* SOURCE TEXT:

┌────────

No matter how serious anything was I think I would smile.’

  Seddon was still complaining about being done out of sixpence at the theatre when Ernie called down the stairs: ‘Mrs Seddon, Chickie wants you!’ Mrs Seddon was resting on a couch. ‘Never mind,’ said her husband. ‘I’ll go and see what she wants.’ But both the Seddons went upstairs with Mrs Longley, who was so overcome by the smell and by Ernie’s presence on the patient’s bed that she soon retreated. Mr Seddon also found the smell nauseating – ‘I have a delicate stomach’ – and after rebuking the patient for making so many demands on his wife he gave her a drop of brandy.

  The Seddons went to bed about two-thirty, and within minutes Ernie called Mrs Seddon again, and again half an hour later. ‘She had the diarrhoea bad,’ said Mrs Seddon later, adding: ‘She did not seem sick – she was only once or twice sick during the night. She seemed to be retching, not proper vomiting, but a nasty froth came up.’

  A third time Ernie called, crying: ‘Chickie is out of bed!’ It was now nearly four o’clock. Seddon told his wife to stay in bed – he would go. ‘It’s no good you going up,’ she said, as on all the other occasions Miss Barrow had to be assisted on and off the commode and given hot flannels. But this time Seddon went with her.

└────────

* DATA TO EXAMINE:
┌────────

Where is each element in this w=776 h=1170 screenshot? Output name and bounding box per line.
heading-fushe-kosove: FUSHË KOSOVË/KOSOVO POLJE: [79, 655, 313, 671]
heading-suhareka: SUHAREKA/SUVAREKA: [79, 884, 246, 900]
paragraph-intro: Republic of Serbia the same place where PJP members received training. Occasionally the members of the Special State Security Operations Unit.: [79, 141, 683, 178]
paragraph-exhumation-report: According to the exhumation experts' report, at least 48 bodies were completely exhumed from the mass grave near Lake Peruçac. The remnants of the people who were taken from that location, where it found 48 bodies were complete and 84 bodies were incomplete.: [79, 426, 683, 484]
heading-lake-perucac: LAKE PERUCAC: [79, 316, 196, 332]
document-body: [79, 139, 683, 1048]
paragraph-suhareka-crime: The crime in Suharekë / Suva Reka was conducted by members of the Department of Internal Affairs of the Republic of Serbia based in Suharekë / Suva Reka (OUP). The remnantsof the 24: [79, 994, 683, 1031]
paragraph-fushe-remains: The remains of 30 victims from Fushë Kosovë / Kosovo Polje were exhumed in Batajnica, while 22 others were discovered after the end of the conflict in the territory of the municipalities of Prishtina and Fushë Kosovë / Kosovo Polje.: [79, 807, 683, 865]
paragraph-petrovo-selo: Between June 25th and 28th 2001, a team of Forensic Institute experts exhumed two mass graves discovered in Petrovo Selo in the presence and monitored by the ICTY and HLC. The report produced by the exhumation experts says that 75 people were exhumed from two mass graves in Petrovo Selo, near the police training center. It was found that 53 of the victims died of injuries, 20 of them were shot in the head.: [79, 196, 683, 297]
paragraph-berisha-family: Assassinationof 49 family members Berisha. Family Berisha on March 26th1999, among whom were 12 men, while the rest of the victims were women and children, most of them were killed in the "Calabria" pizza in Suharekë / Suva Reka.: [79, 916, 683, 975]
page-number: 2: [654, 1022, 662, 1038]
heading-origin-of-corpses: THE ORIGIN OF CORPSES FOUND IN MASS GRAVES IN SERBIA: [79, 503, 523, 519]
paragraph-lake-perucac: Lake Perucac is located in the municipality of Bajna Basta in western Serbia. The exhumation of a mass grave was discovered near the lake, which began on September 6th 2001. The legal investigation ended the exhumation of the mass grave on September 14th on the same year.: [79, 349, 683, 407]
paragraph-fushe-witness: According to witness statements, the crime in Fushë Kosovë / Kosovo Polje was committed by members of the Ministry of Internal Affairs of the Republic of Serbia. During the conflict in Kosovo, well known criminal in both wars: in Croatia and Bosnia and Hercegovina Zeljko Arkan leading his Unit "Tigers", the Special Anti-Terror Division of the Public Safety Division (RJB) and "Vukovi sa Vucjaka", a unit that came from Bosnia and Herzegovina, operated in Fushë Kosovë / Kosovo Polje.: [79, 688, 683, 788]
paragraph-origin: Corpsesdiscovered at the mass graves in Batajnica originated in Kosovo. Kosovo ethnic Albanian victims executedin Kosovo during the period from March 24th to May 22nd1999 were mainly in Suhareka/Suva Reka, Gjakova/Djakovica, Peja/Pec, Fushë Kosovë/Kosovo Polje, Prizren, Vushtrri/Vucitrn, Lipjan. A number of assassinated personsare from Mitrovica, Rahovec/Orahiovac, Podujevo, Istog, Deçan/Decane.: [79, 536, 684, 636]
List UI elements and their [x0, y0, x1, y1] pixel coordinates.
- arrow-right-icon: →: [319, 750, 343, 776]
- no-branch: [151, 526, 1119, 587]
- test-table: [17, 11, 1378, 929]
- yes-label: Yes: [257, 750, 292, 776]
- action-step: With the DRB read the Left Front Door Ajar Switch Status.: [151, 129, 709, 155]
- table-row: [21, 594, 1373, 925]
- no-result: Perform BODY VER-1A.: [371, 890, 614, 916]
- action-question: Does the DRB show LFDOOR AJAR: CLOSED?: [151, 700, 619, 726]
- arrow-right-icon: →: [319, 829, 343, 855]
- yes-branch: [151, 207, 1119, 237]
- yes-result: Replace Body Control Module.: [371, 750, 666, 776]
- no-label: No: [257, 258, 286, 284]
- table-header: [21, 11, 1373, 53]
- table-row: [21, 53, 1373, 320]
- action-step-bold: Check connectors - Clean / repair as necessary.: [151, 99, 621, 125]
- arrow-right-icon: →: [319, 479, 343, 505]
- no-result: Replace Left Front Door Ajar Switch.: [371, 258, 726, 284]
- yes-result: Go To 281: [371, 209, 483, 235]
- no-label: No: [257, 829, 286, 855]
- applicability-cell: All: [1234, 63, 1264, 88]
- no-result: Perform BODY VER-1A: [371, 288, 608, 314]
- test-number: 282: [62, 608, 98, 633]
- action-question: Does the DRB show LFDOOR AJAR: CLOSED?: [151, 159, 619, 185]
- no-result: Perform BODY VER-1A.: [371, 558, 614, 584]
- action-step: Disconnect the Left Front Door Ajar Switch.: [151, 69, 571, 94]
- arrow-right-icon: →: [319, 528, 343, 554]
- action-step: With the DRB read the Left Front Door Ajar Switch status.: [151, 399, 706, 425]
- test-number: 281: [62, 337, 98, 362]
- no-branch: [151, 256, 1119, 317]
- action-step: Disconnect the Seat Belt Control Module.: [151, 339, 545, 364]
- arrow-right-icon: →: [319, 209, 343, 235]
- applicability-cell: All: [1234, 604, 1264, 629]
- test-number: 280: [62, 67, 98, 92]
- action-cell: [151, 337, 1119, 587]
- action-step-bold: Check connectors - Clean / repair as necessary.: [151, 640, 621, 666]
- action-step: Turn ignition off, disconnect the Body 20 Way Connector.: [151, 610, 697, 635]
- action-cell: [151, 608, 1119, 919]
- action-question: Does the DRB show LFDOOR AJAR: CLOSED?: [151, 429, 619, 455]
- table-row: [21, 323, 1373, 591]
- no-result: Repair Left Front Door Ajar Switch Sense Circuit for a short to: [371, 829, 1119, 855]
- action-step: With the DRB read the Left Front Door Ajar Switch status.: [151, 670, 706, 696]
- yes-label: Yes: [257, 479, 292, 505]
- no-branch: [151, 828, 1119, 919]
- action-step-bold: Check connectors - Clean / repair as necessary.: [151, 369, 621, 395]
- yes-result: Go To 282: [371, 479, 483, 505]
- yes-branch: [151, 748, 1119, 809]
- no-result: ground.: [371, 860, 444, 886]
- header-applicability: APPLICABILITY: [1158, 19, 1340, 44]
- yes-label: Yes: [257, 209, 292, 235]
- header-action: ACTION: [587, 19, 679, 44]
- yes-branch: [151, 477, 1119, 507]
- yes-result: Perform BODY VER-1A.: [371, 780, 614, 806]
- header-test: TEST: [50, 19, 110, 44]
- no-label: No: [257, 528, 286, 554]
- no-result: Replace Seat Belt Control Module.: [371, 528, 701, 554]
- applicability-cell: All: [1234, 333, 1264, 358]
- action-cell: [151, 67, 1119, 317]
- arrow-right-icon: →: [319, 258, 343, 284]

└────────

* EXERCISES:
1. In the passage about the Seddons, what time was it when Ernie called out that Chickie was out of bed?
2. Extend the passage about the Seddons, picking up after its final sentence.

* RESPONSES IN ORDER:
1. Nearly four o'clock.

2.
  Miss Barrow was sitting on the floor, moaning and in pain; Ernie was holding her up. ‘Whatever are you doing out of bed?’ asked Seddon. He waited outside while the commode was used and when he was able to enter the room he remonstrated with the exhausted patient. ‘You must remember Mrs Seddon has got a young baby and she wants a rest. If Mrs Seddon sits up with you all night she’ll be knocked up … Really we shall have to get a nurse, or you shall have to go to hospital.’ Miss Barrow said she couldn’t help it. She asked for Ernie, who had been ordered back to his own bed (not for the first time) and was very weary himself. Mrs Seddon thought she had better stay in the bedroom. She said: ‘What’s the good of going to bed, getting undressed, and being called and having to get up again?’ Her husband agreed. ‘I’ll put a pipe on and keep you company,’ he said, and while Mrs Seddon sat in a basket-chair near the end of the bed, he stood at the door smoking his pipe and reading a newspaper. Sometimes he went downstairs to see how the baby was. Miss Barrow seemed to sleep; Mrs Seddon dozed in the chair. For over an hour Miss Barrow snored as dawn began to light the top-floor room at 63 Tollington Park.